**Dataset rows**
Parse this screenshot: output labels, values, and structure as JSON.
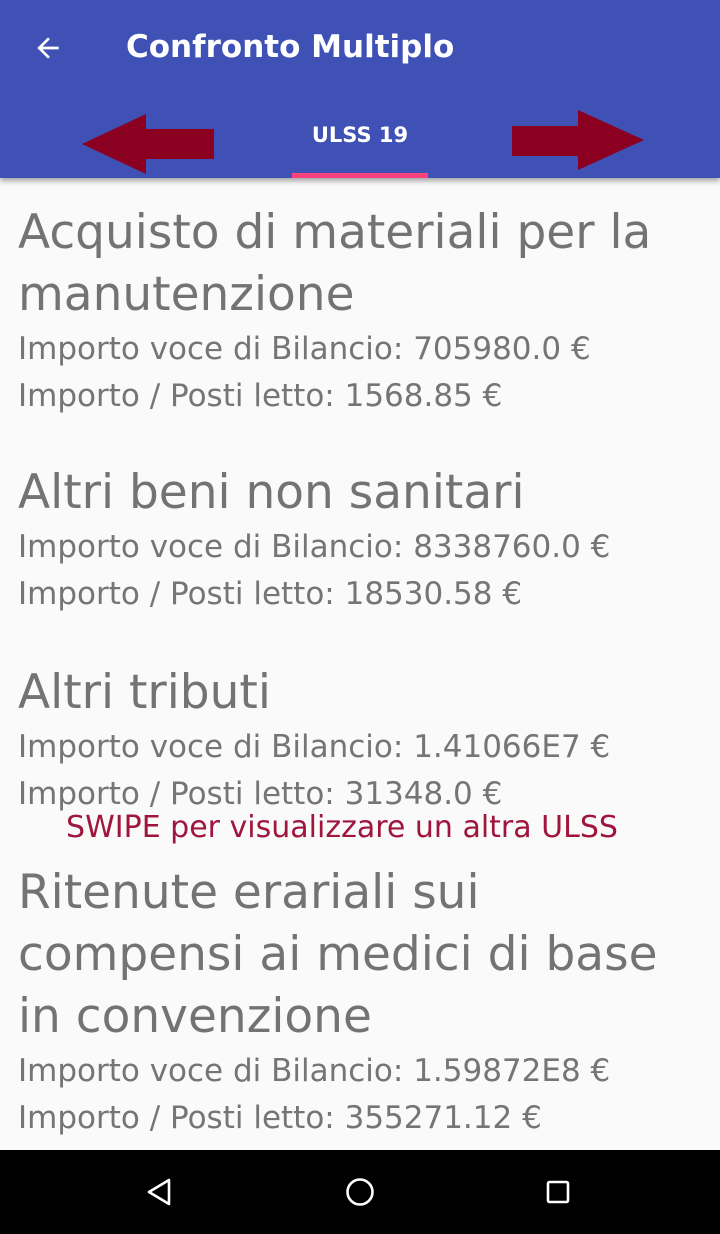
{
  "toolbar": {
    "title": "Confronto Multiplo",
    "back_icon": "arrow-back-icon"
  },
  "tabs": {
    "active_label": "ULSS 19",
    "indicator_color": "#ff4081",
    "left_arrow_icon": "red-arrow-left-icon",
    "right_arrow_icon": "red-arrow-right-icon"
  },
  "hint": "SWIPE per visualizzare un altra ULSS",
  "items": [
    {
      "title": "Acquisto di materiali per la manutenzione",
      "importo_bilancio": "Importo voce di Bilancio: 705980.0 €",
      "importo_posti": "Importo / Posti letto: 1568.85 €"
    },
    {
      "title": "Altri beni non sanitari",
      "importo_bilancio": "Importo voce di Bilancio: 8338760.0 €",
      "importo_posti": "Importo / Posti letto: 18530.58 €"
    },
    {
      "title": "Altri tributi",
      "importo_bilancio": "Importo voce di Bilancio: 1.41066E7 €",
      "importo_posti": "Importo / Posti letto: 31348.0 €"
    },
    {
      "title": "Ritenute erariali sui compensi ai medici di base in convenzione",
      "importo_bilancio": "Importo voce di Bilancio: 1.59872E8 €",
      "importo_posti": "Importo / Posti letto: 355271.12 €"
    }
  ],
  "navbar": {
    "back_icon": "nav-back-triangle-icon",
    "home_icon": "nav-home-circle-icon",
    "recents_icon": "nav-recents-square-icon"
  },
  "colors": {
    "primary": "#3f51b5",
    "accent": "#ff4081",
    "arrow": "#8b0020",
    "hint_text": "#a0153e"
  }
}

**GIVEN INSTRUCTION**
Where does the word "Importo" appear? Return each line that holds it.

**OUTPUT**
      "importo_bilancio": "Importo voce di Bilancio: 705980.0 €",
      "importo_posti": "Importo / Posti letto: 1568.85 €"
      "importo_bilancio": "Importo voce di Bilancio: 8338760.0 €",
      "importo_posti": "Importo / Posti letto: 18530.58 €"
      "importo_bilancio": "Importo voce di Bilancio: 1.41066E7 €",
      "importo_posti": "Importo / Posti letto: 31348.0 €"
      "importo_bilancio": "Importo voce di Bilancio: 1.59872E8 €",
      "importo_posti": "Importo / Posti letto: 355271.12 €"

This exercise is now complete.